Data supplied ->
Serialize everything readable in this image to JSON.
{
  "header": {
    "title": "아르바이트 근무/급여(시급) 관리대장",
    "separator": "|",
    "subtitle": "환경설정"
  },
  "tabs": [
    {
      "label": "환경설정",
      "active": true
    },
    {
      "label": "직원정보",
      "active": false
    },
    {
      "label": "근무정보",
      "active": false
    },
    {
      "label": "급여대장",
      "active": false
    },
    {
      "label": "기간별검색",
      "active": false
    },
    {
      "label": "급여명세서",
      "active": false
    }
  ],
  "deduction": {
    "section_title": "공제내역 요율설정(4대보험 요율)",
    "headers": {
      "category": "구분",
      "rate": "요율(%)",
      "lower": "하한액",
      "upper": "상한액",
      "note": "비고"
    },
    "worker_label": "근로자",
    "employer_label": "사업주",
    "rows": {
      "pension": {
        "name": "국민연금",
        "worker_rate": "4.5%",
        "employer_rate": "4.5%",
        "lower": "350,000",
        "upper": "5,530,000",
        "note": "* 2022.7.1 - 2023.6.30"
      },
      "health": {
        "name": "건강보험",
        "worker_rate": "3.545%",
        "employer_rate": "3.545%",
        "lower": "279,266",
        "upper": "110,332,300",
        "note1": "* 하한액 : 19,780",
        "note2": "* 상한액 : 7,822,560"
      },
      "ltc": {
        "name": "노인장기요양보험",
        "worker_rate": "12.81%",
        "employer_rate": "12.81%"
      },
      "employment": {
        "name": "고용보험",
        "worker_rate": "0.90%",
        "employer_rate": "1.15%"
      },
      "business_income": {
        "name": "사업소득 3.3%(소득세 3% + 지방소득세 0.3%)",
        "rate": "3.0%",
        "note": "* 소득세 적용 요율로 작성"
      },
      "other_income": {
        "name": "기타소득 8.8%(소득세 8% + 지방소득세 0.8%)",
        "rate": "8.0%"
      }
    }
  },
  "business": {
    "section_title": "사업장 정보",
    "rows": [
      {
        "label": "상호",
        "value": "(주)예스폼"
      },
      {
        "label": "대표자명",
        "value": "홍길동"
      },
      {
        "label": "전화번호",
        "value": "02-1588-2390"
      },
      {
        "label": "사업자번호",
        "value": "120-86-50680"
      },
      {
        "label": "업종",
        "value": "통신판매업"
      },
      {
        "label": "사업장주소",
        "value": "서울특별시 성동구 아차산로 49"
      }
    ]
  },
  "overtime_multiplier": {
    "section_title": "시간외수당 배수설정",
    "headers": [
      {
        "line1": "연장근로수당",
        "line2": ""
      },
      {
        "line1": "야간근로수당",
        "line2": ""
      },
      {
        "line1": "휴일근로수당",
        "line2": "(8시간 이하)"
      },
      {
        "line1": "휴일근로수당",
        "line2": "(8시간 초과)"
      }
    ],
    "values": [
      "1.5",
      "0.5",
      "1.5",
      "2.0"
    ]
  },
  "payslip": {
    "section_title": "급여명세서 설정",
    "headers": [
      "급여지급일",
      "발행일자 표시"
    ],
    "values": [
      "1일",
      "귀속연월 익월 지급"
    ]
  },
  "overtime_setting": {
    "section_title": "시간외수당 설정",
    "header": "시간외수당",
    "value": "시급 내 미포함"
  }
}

Task to complete ->
Count the lines in the material above where the string "지방소득세" appears, then state only that count.

Answer to this problem ->
2